┌────────
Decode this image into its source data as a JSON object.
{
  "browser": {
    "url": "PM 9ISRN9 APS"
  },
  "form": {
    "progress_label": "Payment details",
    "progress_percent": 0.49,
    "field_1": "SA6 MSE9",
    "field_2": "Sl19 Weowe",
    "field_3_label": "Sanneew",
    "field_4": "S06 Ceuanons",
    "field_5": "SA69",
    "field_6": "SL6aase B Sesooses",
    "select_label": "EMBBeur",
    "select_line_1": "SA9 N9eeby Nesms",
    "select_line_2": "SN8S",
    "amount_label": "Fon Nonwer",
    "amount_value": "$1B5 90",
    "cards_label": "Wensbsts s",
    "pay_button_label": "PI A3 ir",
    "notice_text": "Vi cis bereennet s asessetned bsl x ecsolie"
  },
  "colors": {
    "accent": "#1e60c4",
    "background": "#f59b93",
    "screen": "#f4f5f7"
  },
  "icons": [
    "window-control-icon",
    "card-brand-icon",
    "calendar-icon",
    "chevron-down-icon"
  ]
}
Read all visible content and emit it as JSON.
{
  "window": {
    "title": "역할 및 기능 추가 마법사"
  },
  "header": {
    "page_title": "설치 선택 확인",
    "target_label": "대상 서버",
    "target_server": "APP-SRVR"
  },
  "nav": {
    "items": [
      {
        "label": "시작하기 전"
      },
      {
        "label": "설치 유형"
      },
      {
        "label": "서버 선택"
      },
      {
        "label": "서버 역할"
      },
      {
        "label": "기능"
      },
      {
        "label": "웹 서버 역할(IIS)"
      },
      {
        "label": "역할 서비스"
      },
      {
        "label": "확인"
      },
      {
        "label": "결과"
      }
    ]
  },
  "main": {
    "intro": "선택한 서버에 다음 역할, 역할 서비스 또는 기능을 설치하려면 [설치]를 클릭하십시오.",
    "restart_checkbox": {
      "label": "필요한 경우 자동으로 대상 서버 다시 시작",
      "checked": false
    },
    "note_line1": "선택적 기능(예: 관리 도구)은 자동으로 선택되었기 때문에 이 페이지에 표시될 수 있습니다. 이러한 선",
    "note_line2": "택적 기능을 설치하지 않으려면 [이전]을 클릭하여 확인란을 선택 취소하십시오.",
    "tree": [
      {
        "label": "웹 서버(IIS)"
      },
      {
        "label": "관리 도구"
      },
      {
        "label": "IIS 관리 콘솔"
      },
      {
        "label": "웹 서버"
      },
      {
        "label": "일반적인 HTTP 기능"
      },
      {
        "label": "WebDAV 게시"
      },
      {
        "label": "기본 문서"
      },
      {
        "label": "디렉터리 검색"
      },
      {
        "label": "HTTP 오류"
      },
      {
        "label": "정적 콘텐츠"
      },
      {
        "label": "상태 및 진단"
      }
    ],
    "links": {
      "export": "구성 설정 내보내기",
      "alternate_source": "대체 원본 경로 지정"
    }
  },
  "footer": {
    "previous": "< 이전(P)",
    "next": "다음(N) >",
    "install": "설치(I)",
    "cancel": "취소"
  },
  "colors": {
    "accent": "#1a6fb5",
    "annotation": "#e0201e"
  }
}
└────────
Problem details - Each record above should be output again exactly.

Response to the task -
Decode this image into its source data as a JSON object.
{
  "browser": {
    "url": "PM 9ISRN9 APS"
  },
  "form": {
    "progress_label": "Payment details",
    "progress_percent": 0.49,
    "field_1": "SA6 MSE9",
    "field_2": "Sl19 Weowe",
    "field_3_label": "Sanneew",
    "field_4": "S06 Ceuanons",
    "field_5": "SA69",
    "field_6": "SL6aase B Sesooses",
    "select_label": "EMBBeur",
    "select_line_1": "SA9 N9eeby Nesms",
    "select_line_2": "SN8S",
    "amount_label": "Fon Nonwer",
    "amount_value": "$1B5 90",
    "cards_label": "Wensbsts s",
    "pay_button_label": "PI A3 ir",
    "notice_text": "Vi cis bereennet s asessetned bsl x ecsolie"
  },
  "colors": {
    "accent": "#1e60c4",
    "background": "#f59b93",
    "screen": "#f4f5f7"
  },
  "icons": [
    "window-control-icon",
    "card-brand-icon",
    "calendar-icon",
    "chevron-down-icon"
  ]
}
Read all visible content and emit it as JSON.
{
  "window": {
    "title": "역할 및 기능 추가 마법사"
  },
  "header": {
    "page_title": "설치 선택 확인",
    "target_label": "대상 서버",
    "target_server": "APP-SRVR"
  },
  "nav": {
    "items": [
      {
        "label": "시작하기 전"
      },
      {
        "label": "설치 유형"
      },
      {
        "label": "서버 선택"
      },
      {
        "label": "서버 역할"
      },
      {
        "label": "기능"
      },
      {
        "label": "웹 서버 역할(IIS)"
      },
      {
        "label": "역할 서비스"
      },
      {
        "label": "확인"
      },
      {
        "label": "결과"
      }
    ]
  },
  "main": {
    "intro": "선택한 서버에 다음 역할, 역할 서비스 또는 기능을 설치하려면 [설치]를 클릭하십시오.",
    "restart_checkbox": {
      "label": "필요한 경우 자동으로 대상 서버 다시 시작",
      "checked": false
    },
    "note_line1": "선택적 기능(예: 관리 도구)은 자동으로 선택되었기 때문에 이 페이지에 표시될 수 있습니다. 이러한 선",
    "note_line2": "택적 기능을 설치하지 않으려면 [이전]을 클릭하여 확인란을 선택 취소하십시오.",
    "tree": [
      {
        "label": "웹 서버(IIS)"
      },
      {
        "label": "관리 도구"
      },
      {
        "label": "IIS 관리 콘솔"
      },
      {
        "label": "웹 서버"
      },
      {
        "label": "일반적인 HTTP 기능"
      },
      {
        "label": "WebDAV 게시"
      },
      {
        "label": "기본 문서"
      },
      {
        "label": "디렉터리 검색"
      },
      {
        "label": "HTTP 오류"
      },
      {
        "label": "정적 콘텐츠"
      },
      {
        "label": "상태 및 진단"
      }
    ],
    "links": {
      "export": "구성 설정 내보내기",
      "alternate_source": "대체 원본 경로 지정"
    }
  },
  "footer": {
    "previous": "< 이전(P)",
    "next": "다음(N) >",
    "install": "설치(I)",
    "cancel": "취소"
  },
  "colors": {
    "accent": "#1a6fb5",
    "annotation": "#e0201e"
  }
}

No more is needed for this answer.